━━ DATA ━━

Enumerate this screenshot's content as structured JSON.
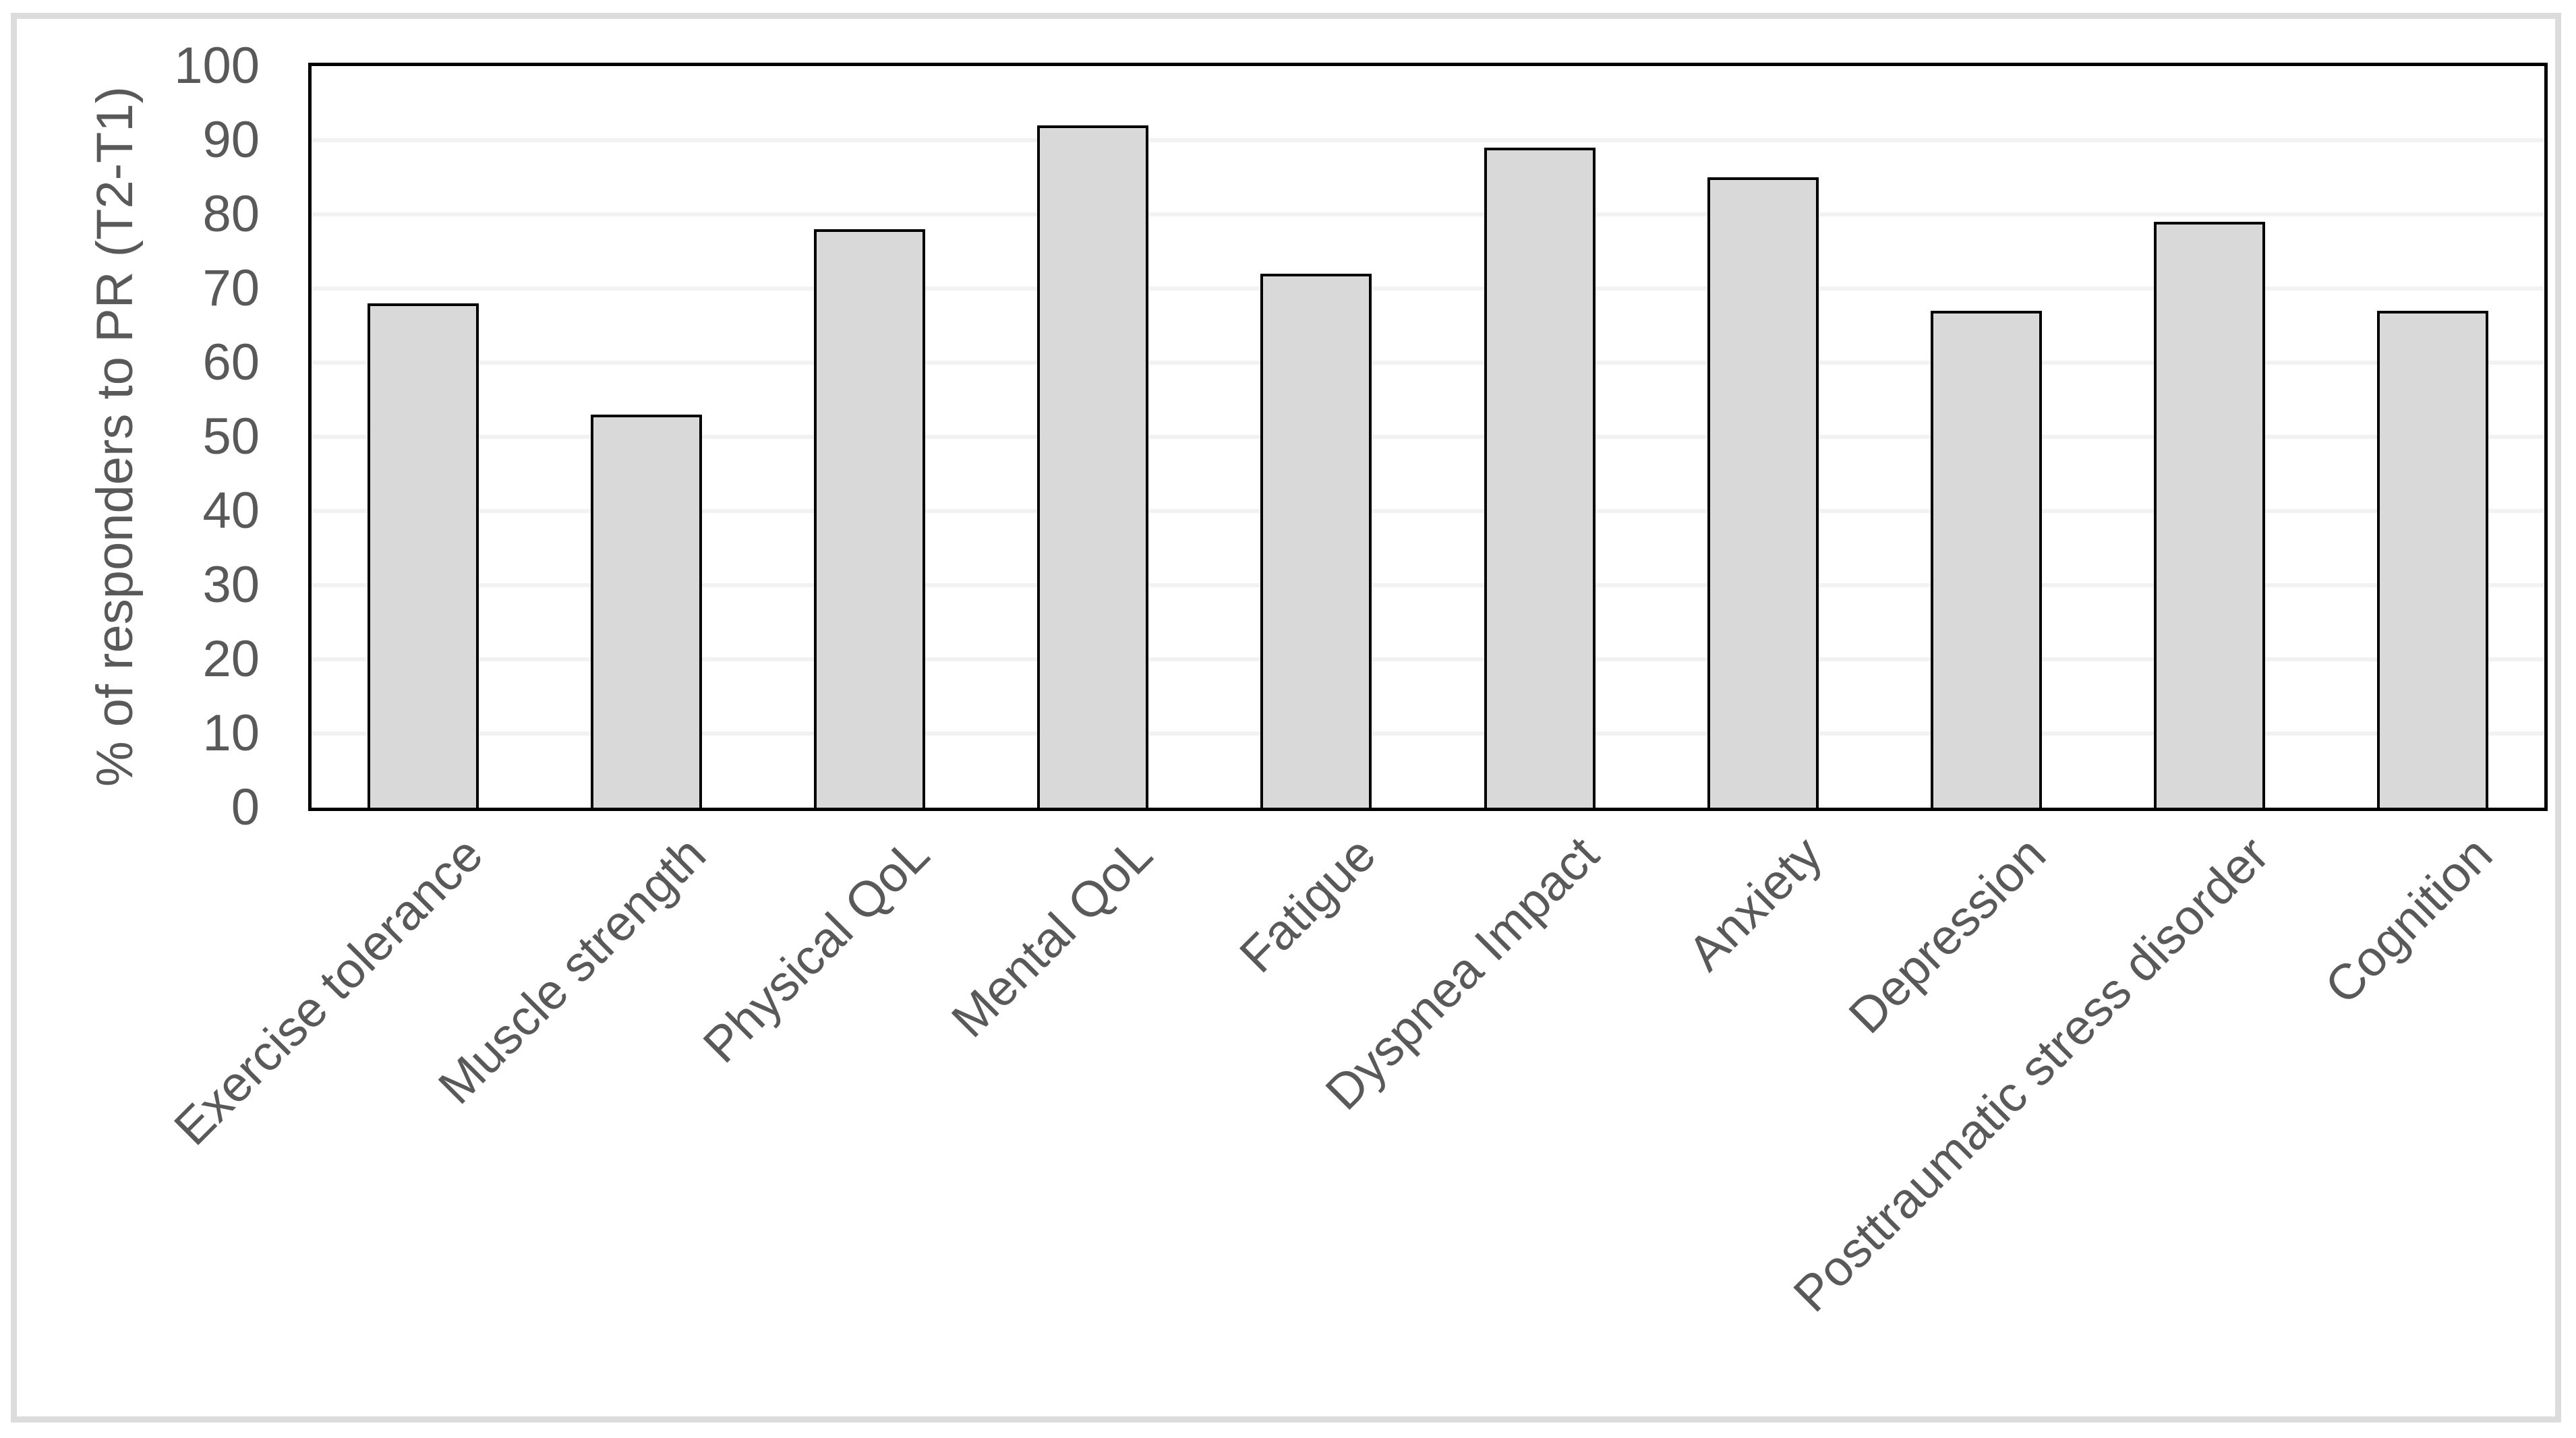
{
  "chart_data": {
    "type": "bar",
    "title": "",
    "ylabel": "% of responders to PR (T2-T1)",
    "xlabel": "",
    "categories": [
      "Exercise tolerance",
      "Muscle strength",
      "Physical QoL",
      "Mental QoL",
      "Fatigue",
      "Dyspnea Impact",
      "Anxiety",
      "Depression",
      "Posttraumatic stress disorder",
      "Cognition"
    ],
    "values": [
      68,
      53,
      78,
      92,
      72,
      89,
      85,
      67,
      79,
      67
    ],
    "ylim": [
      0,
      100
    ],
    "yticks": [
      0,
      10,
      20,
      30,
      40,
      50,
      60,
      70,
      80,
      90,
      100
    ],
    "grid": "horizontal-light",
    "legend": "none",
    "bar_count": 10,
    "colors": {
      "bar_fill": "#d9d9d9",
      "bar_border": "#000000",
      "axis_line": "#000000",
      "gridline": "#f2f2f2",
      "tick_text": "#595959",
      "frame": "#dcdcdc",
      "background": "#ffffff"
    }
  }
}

━━━

The entries above should be reproduced exactly, without their pictures.

WRITTEN SOLUTION>
Enumerate this screenshot's content as structured JSON.
{
  "chart_data": {
    "type": "bar",
    "title": "",
    "ylabel": "% of responders to PR (T2-T1)",
    "xlabel": "",
    "categories": [
      "Exercise tolerance",
      "Muscle strength",
      "Physical QoL",
      "Mental QoL",
      "Fatigue",
      "Dyspnea Impact",
      "Anxiety",
      "Depression",
      "Posttraumatic stress disorder",
      "Cognition"
    ],
    "values": [
      68,
      53,
      78,
      92,
      72,
      89,
      85,
      67,
      79,
      67
    ],
    "ylim": [
      0,
      100
    ],
    "yticks": [
      0,
      10,
      20,
      30,
      40,
      50,
      60,
      70,
      80,
      90,
      100
    ],
    "grid": "horizontal-light",
    "legend": "none",
    "bar_count": 10,
    "colors": {
      "bar_fill": "#d9d9d9",
      "bar_border": "#000000",
      "axis_line": "#000000",
      "gridline": "#f2f2f2",
      "tick_text": "#595959",
      "frame": "#dcdcdc",
      "background": "#ffffff"
    }
  }
}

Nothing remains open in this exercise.